Collection entries:

──────

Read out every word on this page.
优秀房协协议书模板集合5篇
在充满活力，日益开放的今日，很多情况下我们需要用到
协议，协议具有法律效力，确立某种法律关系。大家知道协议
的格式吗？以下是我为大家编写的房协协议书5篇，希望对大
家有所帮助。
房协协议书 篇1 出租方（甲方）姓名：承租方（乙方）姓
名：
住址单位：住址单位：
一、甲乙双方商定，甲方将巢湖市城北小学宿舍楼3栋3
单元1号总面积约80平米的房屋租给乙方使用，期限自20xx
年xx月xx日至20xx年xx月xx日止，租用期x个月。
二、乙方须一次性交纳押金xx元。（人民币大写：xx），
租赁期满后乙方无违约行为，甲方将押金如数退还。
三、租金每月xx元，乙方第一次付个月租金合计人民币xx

──────

YOUR OBJECTIVE >> Exactly reproduce every line of the records.

FULL ANSWER >>
Read out every word on this page.
优秀房协协议书模板集合5篇
在充满活力，日益开放的今日，很多情况下我们需要用到
协议，协议具有法律效力，确立某种法律关系。大家知道协议
的格式吗？以下是我为大家编写的房协协议书5篇，希望对大
家有所帮助。
房协协议书 篇1 出租方（甲方）姓名：承租方（乙方）姓
名：
住址单位：住址单位：
一、甲乙双方商定，甲方将巢湖市城北小学宿舍楼3栋3
单元1号总面积约80平米的房屋租给乙方使用，期限自20xx
年xx月xx日至20xx年xx月xx日止，租用期x个月。
二、乙方须一次性交纳押金xx元。（人民币大写：xx），
租赁期满后乙方无违约行为，甲方将押金如数退还。
三、租金每月xx元，乙方第一次付个月租金合计人民币xx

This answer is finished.